Task statement. Repeat the lines below exactly as they appear, but leave out the images.

■ ■ ■

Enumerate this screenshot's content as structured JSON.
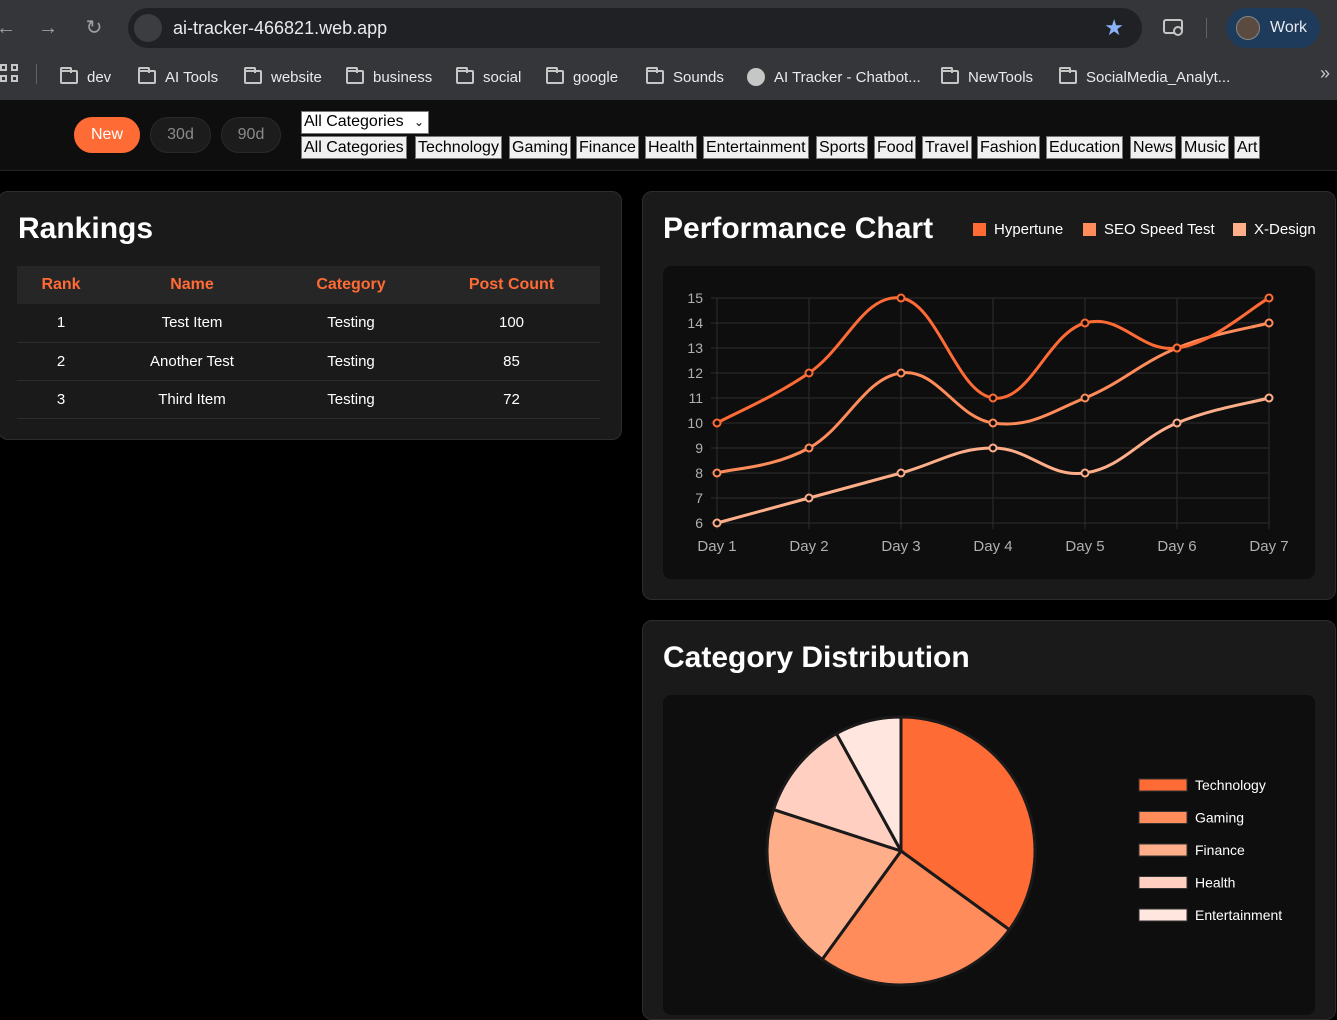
{
  "browser": {
    "url": "ai-tracker-466821.web.app",
    "profile_label": "Work",
    "bookmarks": [
      {
        "label": "dev",
        "icon": "folder-icon"
      },
      {
        "label": "AI Tools",
        "icon": "folder-icon"
      },
      {
        "label": "website",
        "icon": "folder-icon"
      },
      {
        "label": "business",
        "icon": "folder-icon"
      },
      {
        "label": "social",
        "icon": "folder-icon"
      },
      {
        "label": "google",
        "icon": "folder-icon"
      },
      {
        "label": "Sounds",
        "icon": "folder-icon"
      },
      {
        "label": "AI Tracker - Chatbot...",
        "icon": "globe-icon"
      },
      {
        "label": "NewTools",
        "icon": "folder-icon"
      },
      {
        "label": "SocialMedia_Analyt...",
        "icon": "folder-icon"
      }
    ]
  },
  "toolbar": {
    "periods": [
      "New",
      "30d",
      "90d"
    ],
    "active_period": "New",
    "category_select_value": "All Categories",
    "category_buttons": [
      "All Categories",
      "Technology",
      "Gaming",
      "Finance",
      "Health",
      "Entertainment",
      "Sports",
      "Food",
      "Travel",
      "Fashion",
      "Education",
      "News",
      "Music",
      "Art"
    ]
  },
  "rankings": {
    "title": "Rankings",
    "columns": [
      "Rank",
      "Name",
      "Category",
      "Post Count"
    ],
    "rows": [
      [
        "1",
        "Test Item",
        "Testing",
        "100"
      ],
      [
        "2",
        "Another Test",
        "Testing",
        "85"
      ],
      [
        "3",
        "Third Item",
        "Testing",
        "72"
      ]
    ]
  },
  "performance": {
    "title": "Performance Chart"
  },
  "distribution": {
    "title": "Category Distribution"
  },
  "colors": {
    "accent": "#ff6b35",
    "series": [
      "#ff6b35",
      "#ff8c5a",
      "#ffae8a",
      "#ffd0c2",
      "#ffe6de"
    ]
  },
  "chart_data": [
    {
      "type": "line",
      "title": "Performance Chart",
      "x": [
        "Day 1",
        "Day 2",
        "Day 3",
        "Day 4",
        "Day 5",
        "Day 6",
        "Day 7"
      ],
      "series": [
        {
          "name": "Hypertune",
          "values": [
            10,
            12,
            15,
            11,
            14,
            13,
            15
          ]
        },
        {
          "name": "SEO Speed Test",
          "values": [
            8,
            9,
            12,
            10,
            11,
            13,
            14
          ]
        },
        {
          "name": "X-Design",
          "values": [
            6,
            7,
            8,
            9,
            8,
            10,
            11
          ]
        }
      ],
      "ylim": [
        6,
        15
      ],
      "yticks": [
        6,
        7,
        8,
        9,
        10,
        11,
        12,
        13,
        14,
        15
      ],
      "grid": true,
      "legend": "top-right"
    },
    {
      "type": "pie",
      "title": "Category Distribution",
      "categories": [
        "Technology",
        "Gaming",
        "Finance",
        "Health",
        "Entertainment"
      ],
      "values": [
        35,
        25,
        20,
        12,
        8
      ],
      "legend": "right"
    }
  ]
}
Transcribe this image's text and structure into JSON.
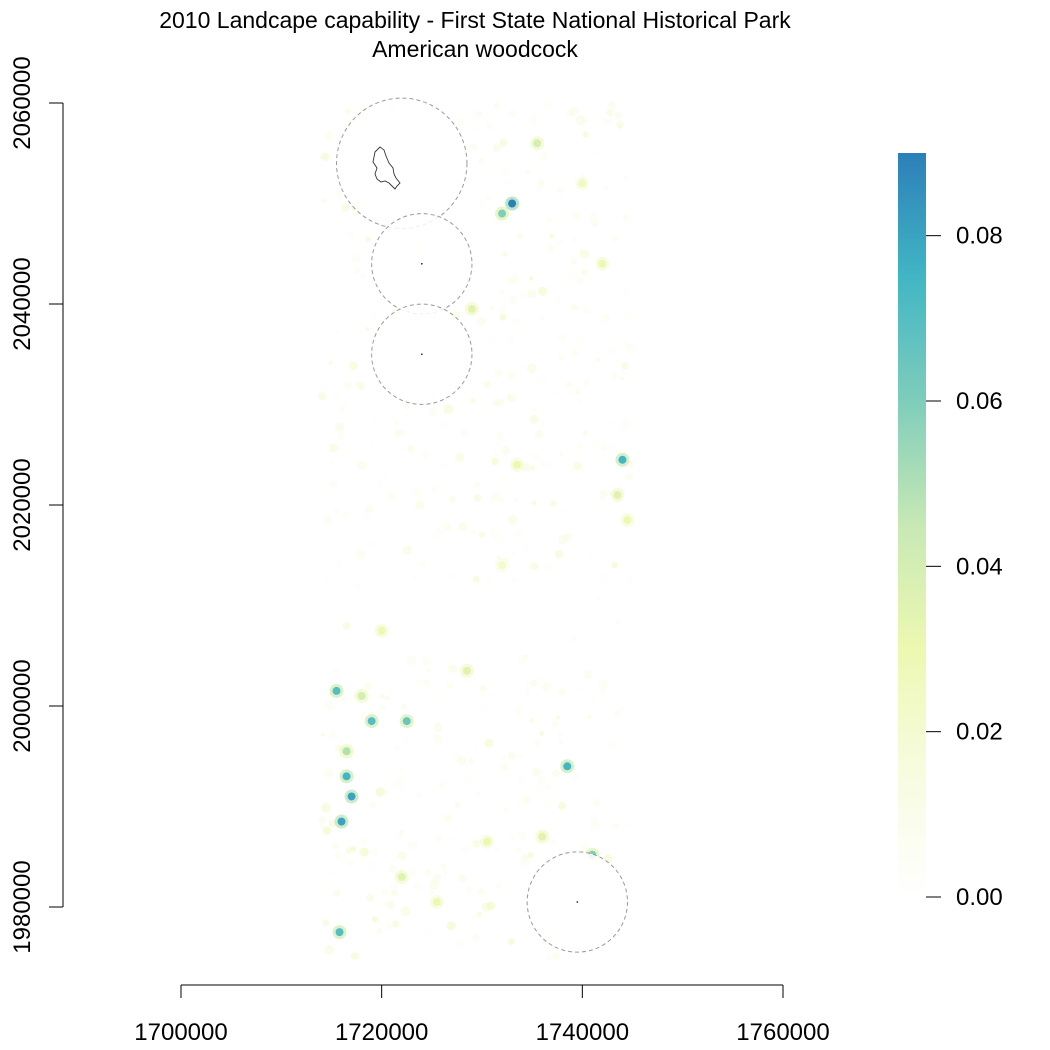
{
  "title": "2010 Landcape capability - First State National Historical Park",
  "subtitle": "American woodcock",
  "map": {
    "x_ticks": [
      1700000,
      1720000,
      1740000,
      1760000
    ],
    "x_tick_labels": [
      "1700000",
      "1720000",
      "1740000",
      "1760000"
    ],
    "y_ticks": [
      1980000,
      2000000,
      2020000,
      2040000,
      2060000
    ],
    "y_tick_labels": [
      "1980000",
      "2000000",
      "2020000",
      "2040000",
      "2060000"
    ],
    "x_range": [
      1700000,
      1760000
    ],
    "y_range": [
      1980000,
      2060000
    ],
    "raster_extent": {
      "xmin": 1714000,
      "xmax": 1745000,
      "ymin": 1975000,
      "ymax": 2060000
    },
    "buffers": [
      {
        "name": "buffer-north",
        "cx": 1722000,
        "cy": 2054000,
        "r": 6500
      },
      {
        "name": "buffer-upper-middle",
        "cx": 1724000,
        "cy": 2044000,
        "r": 5000
      },
      {
        "name": "buffer-lower-middle",
        "cx": 1724000,
        "cy": 2035000,
        "r": 5000
      },
      {
        "name": "buffer-south",
        "cx": 1739500,
        "cy": 1980500,
        "r": 5000
      }
    ],
    "hotspots": [
      {
        "x": 1733000,
        "y": 2050000,
        "v": 0.09
      },
      {
        "x": 1732000,
        "y": 2049000,
        "v": 0.06
      },
      {
        "x": 1744000,
        "y": 2024500,
        "v": 0.075
      },
      {
        "x": 1743500,
        "y": 2021000,
        "v": 0.035
      },
      {
        "x": 1735500,
        "y": 2056000,
        "v": 0.04
      },
      {
        "x": 1717000,
        "y": 1991000,
        "v": 0.08
      },
      {
        "x": 1716000,
        "y": 1988500,
        "v": 0.08
      },
      {
        "x": 1716500,
        "y": 1993000,
        "v": 0.075
      },
      {
        "x": 1719000,
        "y": 1998500,
        "v": 0.07
      },
      {
        "x": 1722500,
        "y": 1998500,
        "v": 0.065
      },
      {
        "x": 1718000,
        "y": 2001000,
        "v": 0.04
      },
      {
        "x": 1715500,
        "y": 2001500,
        "v": 0.07
      },
      {
        "x": 1715800,
        "y": 1977500,
        "v": 0.07
      },
      {
        "x": 1738500,
        "y": 1994000,
        "v": 0.075
      },
      {
        "x": 1741000,
        "y": 1985200,
        "v": 0.06
      },
      {
        "x": 1716500,
        "y": 1995500,
        "v": 0.05
      },
      {
        "x": 1729000,
        "y": 2039500,
        "v": 0.035
      },
      {
        "x": 1733500,
        "y": 2024000,
        "v": 0.03
      },
      {
        "x": 1728500,
        "y": 2003500,
        "v": 0.035
      },
      {
        "x": 1720000,
        "y": 2007500,
        "v": 0.03
      },
      {
        "x": 1722000,
        "y": 1983000,
        "v": 0.035
      },
      {
        "x": 1725500,
        "y": 1980500,
        "v": 0.03
      },
      {
        "x": 1730500,
        "y": 1986500,
        "v": 0.03
      },
      {
        "x": 1736000,
        "y": 1987000,
        "v": 0.035
      },
      {
        "x": 1742000,
        "y": 2044000,
        "v": 0.03
      },
      {
        "x": 1740000,
        "y": 2052000,
        "v": 0.025
      },
      {
        "x": 1744500,
        "y": 2018500,
        "v": 0.03
      },
      {
        "x": 1732000,
        "y": 2014000,
        "v": 0.02
      }
    ]
  },
  "legend": {
    "min": 0,
    "max": 0.09,
    "ticks": [
      0.0,
      0.02,
      0.04,
      0.06,
      0.08
    ],
    "tick_labels": [
      "0.00",
      "0.02",
      "0.04",
      "0.06",
      "0.08"
    ],
    "colors": [
      "#ffffff",
      "#f7fce0",
      "#edf8b1",
      "#c7e9b4",
      "#7fcdbb",
      "#41b6c4",
      "#2c7fb8"
    ]
  }
}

■ ■ ■

The answer.
Enumerate this screenshot's content as structured JSON.
{
  "browser": {
    "url": "ai-tracker-466821.web.app",
    "profile_label": "Work",
    "bookmarks": [
      {
        "label": "dev",
        "icon": "folder-icon"
      },
      {
        "label": "AI Tools",
        "icon": "folder-icon"
      },
      {
        "label": "website",
        "icon": "folder-icon"
      },
      {
        "label": "business",
        "icon": "folder-icon"
      },
      {
        "label": "social",
        "icon": "folder-icon"
      },
      {
        "label": "google",
        "icon": "folder-icon"
      },
      {
        "label": "Sounds",
        "icon": "folder-icon"
      },
      {
        "label": "AI Tracker - Chatbot...",
        "icon": "globe-icon"
      },
      {
        "label": "NewTools",
        "icon": "folder-icon"
      },
      {
        "label": "SocialMedia_Analyt...",
        "icon": "folder-icon"
      }
    ]
  },
  "toolbar": {
    "periods": [
      "New",
      "30d",
      "90d"
    ],
    "active_period": "New",
    "category_select_value": "All Categories",
    "category_buttons": [
      "All Categories",
      "Technology",
      "Gaming",
      "Finance",
      "Health",
      "Entertainment",
      "Sports",
      "Food",
      "Travel",
      "Fashion",
      "Education",
      "News",
      "Music",
      "Art"
    ]
  },
  "rankings": {
    "title": "Rankings",
    "columns": [
      "Rank",
      "Name",
      "Category",
      "Post Count"
    ],
    "rows": [
      [
        "1",
        "Test Item",
        "Testing",
        "100"
      ],
      [
        "2",
        "Another Test",
        "Testing",
        "85"
      ],
      [
        "3",
        "Third Item",
        "Testing",
        "72"
      ]
    ]
  },
  "performance": {
    "title": "Performance Chart"
  },
  "distribution": {
    "title": "Category Distribution"
  },
  "colors": {
    "accent": "#ff6b35",
    "series": [
      "#ff6b35",
      "#ff8c5a",
      "#ffae8a",
      "#ffd0c2",
      "#ffe6de"
    ]
  },
  "chart_data": [
    {
      "type": "line",
      "title": "Performance Chart",
      "x": [
        "Day 1",
        "Day 2",
        "Day 3",
        "Day 4",
        "Day 5",
        "Day 6",
        "Day 7"
      ],
      "series": [
        {
          "name": "Hypertune",
          "values": [
            10,
            12,
            15,
            11,
            14,
            13,
            15
          ]
        },
        {
          "name": "SEO Speed Test",
          "values": [
            8,
            9,
            12,
            10,
            11,
            13,
            14
          ]
        },
        {
          "name": "X-Design",
          "values": [
            6,
            7,
            8,
            9,
            8,
            10,
            11
          ]
        }
      ],
      "ylim": [
        6,
        15
      ],
      "yticks": [
        6,
        7,
        8,
        9,
        10,
        11,
        12,
        13,
        14,
        15
      ],
      "grid": true,
      "legend": "top-right"
    },
    {
      "type": "pie",
      "title": "Category Distribution",
      "categories": [
        "Technology",
        "Gaming",
        "Finance",
        "Health",
        "Entertainment"
      ],
      "values": [
        35,
        25,
        20,
        12,
        8
      ],
      "legend": "right"
    }
  ]
}
Transcribe this image's text and structure into JSON.
{
  "title": "2010 Landcape capability - First State National Historical Park",
  "subtitle": "American woodcock",
  "map": {
    "x_ticks": [
      1700000,
      1720000,
      1740000,
      1760000
    ],
    "x_tick_labels": [
      "1700000",
      "1720000",
      "1740000",
      "1760000"
    ],
    "y_ticks": [
      1980000,
      2000000,
      2020000,
      2040000,
      2060000
    ],
    "y_tick_labels": [
      "1980000",
      "2000000",
      "2020000",
      "2040000",
      "2060000"
    ],
    "x_range": [
      1700000,
      1760000
    ],
    "y_range": [
      1980000,
      2060000
    ],
    "raster_extent": {
      "xmin": 1714000,
      "xmax": 1745000,
      "ymin": 1975000,
      "ymax": 2060000
    },
    "buffers": [
      {
        "name": "buffer-north",
        "cx": 1722000,
        "cy": 2054000,
        "r": 6500
      },
      {
        "name": "buffer-upper-middle",
        "cx": 1724000,
        "cy": 2044000,
        "r": 5000
      },
      {
        "name": "buffer-lower-middle",
        "cx": 1724000,
        "cy": 2035000,
        "r": 5000
      },
      {
        "name": "buffer-south",
        "cx": 1739500,
        "cy": 1980500,
        "r": 5000
      }
    ],
    "hotspots": [
      {
        "x": 1733000,
        "y": 2050000,
        "v": 0.09
      },
      {
        "x": 1732000,
        "y": 2049000,
        "v": 0.06
      },
      {
        "x": 1744000,
        "y": 2024500,
        "v": 0.075
      },
      {
        "x": 1743500,
        "y": 2021000,
        "v": 0.035
      },
      {
        "x": 1735500,
        "y": 2056000,
        "v": 0.04
      },
      {
        "x": 1717000,
        "y": 1991000,
        "v": 0.08
      },
      {
        "x": 1716000,
        "y": 1988500,
        "v": 0.08
      },
      {
        "x": 1716500,
        "y": 1993000,
        "v": 0.075
      },
      {
        "x": 1719000,
        "y": 1998500,
        "v": 0.07
      },
      {
        "x": 1722500,
        "y": 1998500,
        "v": 0.065
      },
      {
        "x": 1718000,
        "y": 2001000,
        "v": 0.04
      },
      {
        "x": 1715500,
        "y": 2001500,
        "v": 0.07
      },
      {
        "x": 1715800,
        "y": 1977500,
        "v": 0.07
      },
      {
        "x": 1738500,
        "y": 1994000,
        "v": 0.075
      },
      {
        "x": 1741000,
        "y": 1985200,
        "v": 0.06
      },
      {
        "x": 1716500,
        "y": 1995500,
        "v": 0.05
      },
      {
        "x": 1729000,
        "y": 2039500,
        "v": 0.035
      },
      {
        "x": 1733500,
        "y": 2024000,
        "v": 0.03
      },
      {
        "x": 1728500,
        "y": 2003500,
        "v": 0.035
      },
      {
        "x": 1720000,
        "y": 2007500,
        "v": 0.03
      },
      {
        "x": 1722000,
        "y": 1983000,
        "v": 0.035
      },
      {
        "x": 1725500,
        "y": 1980500,
        "v": 0.03
      },
      {
        "x": 1730500,
        "y": 1986500,
        "v": 0.03
      },
      {
        "x": 1736000,
        "y": 1987000,
        "v": 0.035
      },
      {
        "x": 1742000,
        "y": 2044000,
        "v": 0.03
      },
      {
        "x": 1740000,
        "y": 2052000,
        "v": 0.025
      },
      {
        "x": 1744500,
        "y": 2018500,
        "v": 0.03
      },
      {
        "x": 1732000,
        "y": 2014000,
        "v": 0.02
      }
    ]
  },
  "legend": {
    "min": 0,
    "max": 0.09,
    "ticks": [
      0.0,
      0.02,
      0.04,
      0.06,
      0.08
    ],
    "tick_labels": [
      "0.00",
      "0.02",
      "0.04",
      "0.06",
      "0.08"
    ],
    "colors": [
      "#ffffff",
      "#f7fce0",
      "#edf8b1",
      "#c7e9b4",
      "#7fcdbb",
      "#41b6c4",
      "#2c7fb8"
    ]
  }
}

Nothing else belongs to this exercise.